* _PROBLEM TO WORK ON_
Reproduce the lines below as a numbered list, from the first line through the line containing "14, 437, 29]", with both ends included and any blank lines omitted.

* _PROVIDED RECORDS_
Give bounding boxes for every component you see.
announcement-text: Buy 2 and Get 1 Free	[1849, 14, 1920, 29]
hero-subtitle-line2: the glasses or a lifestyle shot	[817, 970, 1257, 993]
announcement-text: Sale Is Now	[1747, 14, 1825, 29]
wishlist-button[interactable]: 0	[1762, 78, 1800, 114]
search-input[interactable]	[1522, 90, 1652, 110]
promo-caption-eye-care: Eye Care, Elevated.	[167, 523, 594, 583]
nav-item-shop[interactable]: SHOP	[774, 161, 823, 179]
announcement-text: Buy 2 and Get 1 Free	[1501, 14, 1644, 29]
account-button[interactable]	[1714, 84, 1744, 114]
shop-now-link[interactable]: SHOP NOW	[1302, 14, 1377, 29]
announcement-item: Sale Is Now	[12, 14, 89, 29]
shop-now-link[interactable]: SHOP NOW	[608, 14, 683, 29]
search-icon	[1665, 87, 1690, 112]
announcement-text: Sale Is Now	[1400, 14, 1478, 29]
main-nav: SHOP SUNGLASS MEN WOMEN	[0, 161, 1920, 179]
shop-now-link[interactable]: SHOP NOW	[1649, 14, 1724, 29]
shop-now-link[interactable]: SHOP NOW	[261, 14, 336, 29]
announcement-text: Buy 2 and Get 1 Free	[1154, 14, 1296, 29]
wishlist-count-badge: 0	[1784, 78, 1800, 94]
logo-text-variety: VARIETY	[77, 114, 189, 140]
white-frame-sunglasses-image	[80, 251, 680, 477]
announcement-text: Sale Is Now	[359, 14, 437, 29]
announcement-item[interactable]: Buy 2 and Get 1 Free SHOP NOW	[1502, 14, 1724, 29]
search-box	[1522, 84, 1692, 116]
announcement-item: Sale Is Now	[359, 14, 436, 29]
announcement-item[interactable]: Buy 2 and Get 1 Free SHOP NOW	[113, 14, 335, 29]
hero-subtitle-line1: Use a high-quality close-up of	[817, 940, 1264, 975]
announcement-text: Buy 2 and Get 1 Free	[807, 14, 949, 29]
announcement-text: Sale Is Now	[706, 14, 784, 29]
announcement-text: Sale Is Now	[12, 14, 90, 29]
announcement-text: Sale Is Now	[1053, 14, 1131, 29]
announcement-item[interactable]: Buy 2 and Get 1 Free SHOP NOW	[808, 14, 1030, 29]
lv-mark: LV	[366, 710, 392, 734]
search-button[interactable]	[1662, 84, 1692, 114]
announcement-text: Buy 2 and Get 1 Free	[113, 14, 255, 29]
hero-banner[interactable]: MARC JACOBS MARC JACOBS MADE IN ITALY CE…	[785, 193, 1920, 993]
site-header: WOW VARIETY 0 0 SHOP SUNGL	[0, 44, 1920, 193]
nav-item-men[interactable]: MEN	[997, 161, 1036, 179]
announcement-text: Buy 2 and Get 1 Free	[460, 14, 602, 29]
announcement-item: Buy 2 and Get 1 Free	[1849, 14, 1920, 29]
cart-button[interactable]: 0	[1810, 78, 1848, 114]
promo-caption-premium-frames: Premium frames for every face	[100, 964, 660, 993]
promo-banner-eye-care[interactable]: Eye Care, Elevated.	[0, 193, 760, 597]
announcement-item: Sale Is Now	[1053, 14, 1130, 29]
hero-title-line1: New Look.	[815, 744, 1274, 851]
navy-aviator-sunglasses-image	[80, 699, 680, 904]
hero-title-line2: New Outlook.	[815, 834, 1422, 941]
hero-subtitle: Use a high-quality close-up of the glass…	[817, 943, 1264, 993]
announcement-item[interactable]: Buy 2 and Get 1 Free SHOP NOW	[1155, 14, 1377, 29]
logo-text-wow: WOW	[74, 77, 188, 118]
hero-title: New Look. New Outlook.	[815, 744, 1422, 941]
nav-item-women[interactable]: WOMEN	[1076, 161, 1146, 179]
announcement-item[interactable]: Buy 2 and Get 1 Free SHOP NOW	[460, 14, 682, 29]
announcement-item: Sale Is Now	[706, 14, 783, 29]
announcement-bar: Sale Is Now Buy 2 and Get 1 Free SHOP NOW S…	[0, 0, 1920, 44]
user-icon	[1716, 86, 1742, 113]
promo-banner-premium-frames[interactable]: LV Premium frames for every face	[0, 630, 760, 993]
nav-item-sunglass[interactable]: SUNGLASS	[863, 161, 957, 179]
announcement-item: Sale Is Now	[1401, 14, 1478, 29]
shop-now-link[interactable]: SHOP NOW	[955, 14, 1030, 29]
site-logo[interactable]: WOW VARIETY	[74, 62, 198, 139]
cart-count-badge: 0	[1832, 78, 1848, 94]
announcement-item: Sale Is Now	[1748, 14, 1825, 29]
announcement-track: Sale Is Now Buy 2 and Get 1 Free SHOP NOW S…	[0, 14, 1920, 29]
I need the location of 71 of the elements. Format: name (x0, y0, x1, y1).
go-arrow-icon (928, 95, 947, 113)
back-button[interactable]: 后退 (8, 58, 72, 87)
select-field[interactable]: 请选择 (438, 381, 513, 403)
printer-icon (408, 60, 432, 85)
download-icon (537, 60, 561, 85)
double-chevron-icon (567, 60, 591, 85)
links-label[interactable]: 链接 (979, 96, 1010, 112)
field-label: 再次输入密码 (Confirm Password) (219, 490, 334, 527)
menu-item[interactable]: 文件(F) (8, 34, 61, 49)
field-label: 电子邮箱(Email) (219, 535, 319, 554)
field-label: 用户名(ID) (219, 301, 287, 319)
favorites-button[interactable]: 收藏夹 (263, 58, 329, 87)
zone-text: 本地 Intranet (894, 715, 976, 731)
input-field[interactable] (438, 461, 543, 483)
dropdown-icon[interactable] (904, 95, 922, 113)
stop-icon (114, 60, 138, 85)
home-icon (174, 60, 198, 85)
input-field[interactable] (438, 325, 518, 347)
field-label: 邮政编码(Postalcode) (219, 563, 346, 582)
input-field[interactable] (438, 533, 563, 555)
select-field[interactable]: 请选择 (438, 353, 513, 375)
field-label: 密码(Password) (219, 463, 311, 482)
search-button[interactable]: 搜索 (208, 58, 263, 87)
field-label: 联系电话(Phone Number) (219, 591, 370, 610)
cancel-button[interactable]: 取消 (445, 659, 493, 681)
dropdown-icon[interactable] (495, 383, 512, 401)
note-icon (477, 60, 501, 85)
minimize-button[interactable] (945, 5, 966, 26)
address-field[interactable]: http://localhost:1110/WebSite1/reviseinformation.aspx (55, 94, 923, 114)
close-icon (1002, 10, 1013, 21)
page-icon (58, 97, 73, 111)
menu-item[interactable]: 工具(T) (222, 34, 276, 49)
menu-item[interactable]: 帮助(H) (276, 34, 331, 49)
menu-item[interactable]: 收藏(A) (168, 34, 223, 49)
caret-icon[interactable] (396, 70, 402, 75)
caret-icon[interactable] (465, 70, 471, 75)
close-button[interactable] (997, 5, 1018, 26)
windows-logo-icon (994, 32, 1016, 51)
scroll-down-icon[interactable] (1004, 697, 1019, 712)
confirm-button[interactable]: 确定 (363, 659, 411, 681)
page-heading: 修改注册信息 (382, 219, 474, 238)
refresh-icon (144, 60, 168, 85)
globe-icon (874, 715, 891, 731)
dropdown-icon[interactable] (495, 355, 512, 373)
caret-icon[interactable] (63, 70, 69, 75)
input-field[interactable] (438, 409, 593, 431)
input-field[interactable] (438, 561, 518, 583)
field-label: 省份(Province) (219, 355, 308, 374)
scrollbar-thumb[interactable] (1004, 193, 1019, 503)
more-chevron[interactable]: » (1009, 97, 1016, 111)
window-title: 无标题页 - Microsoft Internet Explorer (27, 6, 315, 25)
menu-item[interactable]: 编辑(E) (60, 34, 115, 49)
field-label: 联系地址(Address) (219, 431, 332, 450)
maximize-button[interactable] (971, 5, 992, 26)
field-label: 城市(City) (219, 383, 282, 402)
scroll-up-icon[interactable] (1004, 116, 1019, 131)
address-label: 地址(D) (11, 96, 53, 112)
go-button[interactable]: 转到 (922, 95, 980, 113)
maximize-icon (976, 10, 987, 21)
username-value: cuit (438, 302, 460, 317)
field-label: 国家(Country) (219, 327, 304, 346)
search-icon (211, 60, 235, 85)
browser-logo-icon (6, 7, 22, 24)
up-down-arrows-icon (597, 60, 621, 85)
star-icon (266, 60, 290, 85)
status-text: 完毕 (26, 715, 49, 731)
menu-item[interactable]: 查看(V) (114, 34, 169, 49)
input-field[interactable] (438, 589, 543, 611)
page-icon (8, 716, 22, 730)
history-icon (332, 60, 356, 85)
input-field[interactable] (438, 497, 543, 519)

* _REPLY_
1. Give bounding boxes for every component you see.
2. announcement-text: Buy 2 and Get 1 Free	[1849, 14, 1920, 29]
3. hero-subtitle-line2: the glasses or a lifestyle shot	[817, 970, 1257, 993]
4. announcement-text: Sale Is Now	[1747, 14, 1825, 29]
5. wishlist-button[interactable]: 0	[1762, 78, 1800, 114]
6. search-input[interactable]	[1522, 90, 1652, 110]
7. promo-caption-eye-care: Eye Care, Elevated.	[167, 523, 594, 583]
8. nav-item-shop[interactable]: SHOP	[774, 161, 823, 179]
9. announcement-text: Buy 2 and Get 1 Free	[1501, 14, 1644, 29]
10. account-button[interactable]	[1714, 84, 1744, 114]
11. shop-now-link[interactable]: SHOP NOW	[1302, 14, 1377, 29]
12. announcement-item: Sale Is Now	[12, 14, 89, 29]
13. shop-now-link[interactable]: SHOP NOW	[608, 14, 683, 29]
14. search-icon	[1665, 87, 1690, 112]
15. announcement-text: Sale Is Now	[1400, 14, 1478, 29]
16. main-nav: SHOP SUNGLASS MEN WOMEN	[0, 161, 1920, 179]
17. shop-now-link[interactable]: SHOP NOW	[1649, 14, 1724, 29]
18. shop-now-link[interactable]: SHOP NOW	[261, 14, 336, 29]
19. announcement-text: Buy 2 and Get 1 Free	[1154, 14, 1296, 29]
20. wishlist-count-badge: 0	[1784, 78, 1800, 94]
21. logo-text-variety: VARIETY	[77, 114, 189, 140]
22. white-frame-sunglasses-image	[80, 251, 680, 477]
23. announcement-text: Sale Is Now	[359, 14, 437, 29]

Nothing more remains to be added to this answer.